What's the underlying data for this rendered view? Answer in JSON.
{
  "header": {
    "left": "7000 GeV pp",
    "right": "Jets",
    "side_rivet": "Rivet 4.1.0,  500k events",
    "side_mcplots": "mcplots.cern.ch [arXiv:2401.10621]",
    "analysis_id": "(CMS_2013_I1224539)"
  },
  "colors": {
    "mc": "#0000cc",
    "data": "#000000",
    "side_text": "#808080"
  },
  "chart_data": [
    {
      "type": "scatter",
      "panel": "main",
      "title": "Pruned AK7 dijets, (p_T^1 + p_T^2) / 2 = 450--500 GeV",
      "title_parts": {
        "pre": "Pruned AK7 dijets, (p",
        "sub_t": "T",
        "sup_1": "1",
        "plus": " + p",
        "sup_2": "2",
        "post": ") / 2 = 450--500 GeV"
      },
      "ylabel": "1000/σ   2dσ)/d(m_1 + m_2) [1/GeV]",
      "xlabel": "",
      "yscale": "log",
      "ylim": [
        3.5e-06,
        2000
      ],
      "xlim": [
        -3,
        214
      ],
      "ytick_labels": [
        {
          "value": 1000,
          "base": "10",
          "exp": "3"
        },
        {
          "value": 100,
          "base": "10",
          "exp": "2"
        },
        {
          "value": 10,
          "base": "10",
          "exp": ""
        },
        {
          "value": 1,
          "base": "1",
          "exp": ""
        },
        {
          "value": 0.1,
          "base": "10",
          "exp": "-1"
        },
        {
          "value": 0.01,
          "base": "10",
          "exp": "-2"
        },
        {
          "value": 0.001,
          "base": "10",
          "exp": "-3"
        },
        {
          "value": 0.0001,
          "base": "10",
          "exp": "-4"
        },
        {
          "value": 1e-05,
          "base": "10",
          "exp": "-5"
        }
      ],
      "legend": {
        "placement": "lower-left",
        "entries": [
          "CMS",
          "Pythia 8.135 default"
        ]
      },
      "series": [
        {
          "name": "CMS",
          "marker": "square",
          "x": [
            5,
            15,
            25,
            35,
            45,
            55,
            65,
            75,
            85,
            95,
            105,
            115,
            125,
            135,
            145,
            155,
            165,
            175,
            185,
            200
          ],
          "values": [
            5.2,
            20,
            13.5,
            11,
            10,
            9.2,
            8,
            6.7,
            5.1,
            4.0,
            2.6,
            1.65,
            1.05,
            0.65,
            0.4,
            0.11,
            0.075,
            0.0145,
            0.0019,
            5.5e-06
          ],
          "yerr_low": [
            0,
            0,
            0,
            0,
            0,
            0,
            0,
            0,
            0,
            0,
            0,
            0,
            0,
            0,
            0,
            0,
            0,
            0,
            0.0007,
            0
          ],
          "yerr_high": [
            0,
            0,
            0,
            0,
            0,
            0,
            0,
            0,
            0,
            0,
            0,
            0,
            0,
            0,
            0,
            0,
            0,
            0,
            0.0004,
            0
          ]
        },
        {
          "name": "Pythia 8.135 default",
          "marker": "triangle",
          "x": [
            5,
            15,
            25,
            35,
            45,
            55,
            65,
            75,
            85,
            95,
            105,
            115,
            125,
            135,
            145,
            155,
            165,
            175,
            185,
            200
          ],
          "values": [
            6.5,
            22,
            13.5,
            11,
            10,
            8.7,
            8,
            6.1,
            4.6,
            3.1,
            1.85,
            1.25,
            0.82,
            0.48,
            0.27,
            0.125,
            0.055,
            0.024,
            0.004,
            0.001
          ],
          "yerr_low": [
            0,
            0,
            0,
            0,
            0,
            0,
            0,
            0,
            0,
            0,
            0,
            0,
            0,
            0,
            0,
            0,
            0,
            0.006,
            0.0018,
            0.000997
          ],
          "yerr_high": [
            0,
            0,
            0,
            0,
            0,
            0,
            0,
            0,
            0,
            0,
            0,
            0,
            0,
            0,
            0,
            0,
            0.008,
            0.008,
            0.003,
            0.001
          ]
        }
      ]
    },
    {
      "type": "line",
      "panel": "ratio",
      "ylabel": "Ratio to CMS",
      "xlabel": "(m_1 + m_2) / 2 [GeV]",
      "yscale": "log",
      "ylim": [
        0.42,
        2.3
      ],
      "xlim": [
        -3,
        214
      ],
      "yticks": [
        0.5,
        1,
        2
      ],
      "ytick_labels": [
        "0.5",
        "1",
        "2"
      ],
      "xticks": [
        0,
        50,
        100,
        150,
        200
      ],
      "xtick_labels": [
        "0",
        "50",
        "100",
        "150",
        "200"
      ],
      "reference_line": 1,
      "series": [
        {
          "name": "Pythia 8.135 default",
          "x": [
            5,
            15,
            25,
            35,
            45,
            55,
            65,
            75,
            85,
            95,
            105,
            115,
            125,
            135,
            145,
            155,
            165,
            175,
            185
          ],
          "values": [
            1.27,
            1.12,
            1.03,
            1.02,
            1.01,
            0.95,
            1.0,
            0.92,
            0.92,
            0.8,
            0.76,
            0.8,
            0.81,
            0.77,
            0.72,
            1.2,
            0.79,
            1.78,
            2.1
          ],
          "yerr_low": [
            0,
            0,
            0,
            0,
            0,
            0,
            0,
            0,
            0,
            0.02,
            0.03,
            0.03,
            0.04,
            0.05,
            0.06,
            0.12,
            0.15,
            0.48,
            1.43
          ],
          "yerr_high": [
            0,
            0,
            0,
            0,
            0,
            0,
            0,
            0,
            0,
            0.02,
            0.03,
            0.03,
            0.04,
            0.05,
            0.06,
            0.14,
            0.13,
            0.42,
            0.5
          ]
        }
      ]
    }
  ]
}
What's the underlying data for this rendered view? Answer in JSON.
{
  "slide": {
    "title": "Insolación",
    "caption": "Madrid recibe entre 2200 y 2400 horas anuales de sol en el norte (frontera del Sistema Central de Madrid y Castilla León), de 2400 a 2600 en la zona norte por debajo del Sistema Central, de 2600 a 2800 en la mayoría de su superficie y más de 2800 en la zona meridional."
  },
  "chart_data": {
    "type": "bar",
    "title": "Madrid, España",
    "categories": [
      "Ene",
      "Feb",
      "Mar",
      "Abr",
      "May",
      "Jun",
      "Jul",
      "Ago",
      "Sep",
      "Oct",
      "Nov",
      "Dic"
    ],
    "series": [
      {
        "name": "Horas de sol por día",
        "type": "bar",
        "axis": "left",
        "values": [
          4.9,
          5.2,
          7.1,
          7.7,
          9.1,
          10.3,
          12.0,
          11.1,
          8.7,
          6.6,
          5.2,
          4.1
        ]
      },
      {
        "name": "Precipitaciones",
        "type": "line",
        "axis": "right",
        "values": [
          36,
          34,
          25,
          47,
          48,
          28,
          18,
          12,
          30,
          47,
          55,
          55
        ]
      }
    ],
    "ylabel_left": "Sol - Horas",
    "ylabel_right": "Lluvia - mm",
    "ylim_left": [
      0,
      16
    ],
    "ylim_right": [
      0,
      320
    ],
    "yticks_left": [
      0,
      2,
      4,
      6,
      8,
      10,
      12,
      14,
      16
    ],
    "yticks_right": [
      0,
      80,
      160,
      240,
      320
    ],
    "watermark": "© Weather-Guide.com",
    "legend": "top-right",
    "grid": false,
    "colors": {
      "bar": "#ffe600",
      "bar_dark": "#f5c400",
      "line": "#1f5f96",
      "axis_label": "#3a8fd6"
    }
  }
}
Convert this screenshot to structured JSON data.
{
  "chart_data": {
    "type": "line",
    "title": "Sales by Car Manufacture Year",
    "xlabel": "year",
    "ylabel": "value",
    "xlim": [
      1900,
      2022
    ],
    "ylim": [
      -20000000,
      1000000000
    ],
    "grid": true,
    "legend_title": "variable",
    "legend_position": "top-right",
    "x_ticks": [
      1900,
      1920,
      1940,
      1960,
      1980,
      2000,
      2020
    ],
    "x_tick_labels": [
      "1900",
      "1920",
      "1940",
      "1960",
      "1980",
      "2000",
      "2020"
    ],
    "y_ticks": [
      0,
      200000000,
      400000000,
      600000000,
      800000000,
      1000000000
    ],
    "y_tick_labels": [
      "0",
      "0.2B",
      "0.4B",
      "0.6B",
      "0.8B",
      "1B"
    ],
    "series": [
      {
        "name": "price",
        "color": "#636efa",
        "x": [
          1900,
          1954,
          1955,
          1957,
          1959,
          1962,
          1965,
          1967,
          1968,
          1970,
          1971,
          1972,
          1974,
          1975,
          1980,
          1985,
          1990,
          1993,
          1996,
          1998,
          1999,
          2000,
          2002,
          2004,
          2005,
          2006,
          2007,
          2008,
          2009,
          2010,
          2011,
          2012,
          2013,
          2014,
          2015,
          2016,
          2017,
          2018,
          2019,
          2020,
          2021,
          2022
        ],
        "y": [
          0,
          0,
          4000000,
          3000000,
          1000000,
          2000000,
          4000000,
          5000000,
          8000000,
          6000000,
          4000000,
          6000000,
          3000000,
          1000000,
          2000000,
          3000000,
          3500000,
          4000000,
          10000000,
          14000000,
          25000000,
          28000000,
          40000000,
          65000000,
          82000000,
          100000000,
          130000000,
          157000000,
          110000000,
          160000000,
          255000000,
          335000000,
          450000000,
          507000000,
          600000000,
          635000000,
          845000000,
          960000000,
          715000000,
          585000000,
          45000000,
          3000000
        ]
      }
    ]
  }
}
•••
Search the preceding listing for the word "dijets" and pull out every line that holds it.

# [REPLY]
      "title": "Pruned AK7 dijets, (p_T^1 + p_T^2) / 2 = 450--500 GeV",
        "pre": "Pruned AK7 dijets, (p",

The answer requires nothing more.